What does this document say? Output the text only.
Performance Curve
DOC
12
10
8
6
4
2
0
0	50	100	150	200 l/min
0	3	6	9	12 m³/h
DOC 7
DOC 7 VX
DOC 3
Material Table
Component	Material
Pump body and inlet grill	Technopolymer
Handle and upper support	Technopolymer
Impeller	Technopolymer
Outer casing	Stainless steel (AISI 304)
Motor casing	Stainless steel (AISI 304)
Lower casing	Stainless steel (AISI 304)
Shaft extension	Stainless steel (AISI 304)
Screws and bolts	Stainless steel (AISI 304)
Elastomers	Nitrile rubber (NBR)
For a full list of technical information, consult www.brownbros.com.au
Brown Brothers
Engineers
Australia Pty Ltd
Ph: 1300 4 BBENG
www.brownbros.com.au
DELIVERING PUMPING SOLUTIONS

———

■ **What you have to do**
Reproduce the complete set of lines precisely as supplied.

■ **Solution for this task**
What does this document say? Output the text only.
Performance Curve
DOC
12
10
8
6
4
2
0
0	50	100	150	200 l/min
0	3	6	9	12 m³/h
DOC 7
DOC 7 VX
DOC 3
Material Table
Component	Material
Pump body and inlet grill	Technopolymer
Handle and upper support	Technopolymer
Impeller	Technopolymer
Outer casing	Stainless steel (AISI 304)
Motor casing	Stainless steel (AISI 304)
Lower casing	Stainless steel (AISI 304)
Shaft extension	Stainless steel (AISI 304)
Screws and bolts	Stainless steel (AISI 304)
Elastomers	Nitrile rubber (NBR)
For a full list of technical information, consult www.brownbros.com.au
Brown Brothers
Engineers
Australia Pty Ltd
Ph: 1300 4 BBENG
www.brownbros.com.au
DELIVERING PUMPING SOLUTIONS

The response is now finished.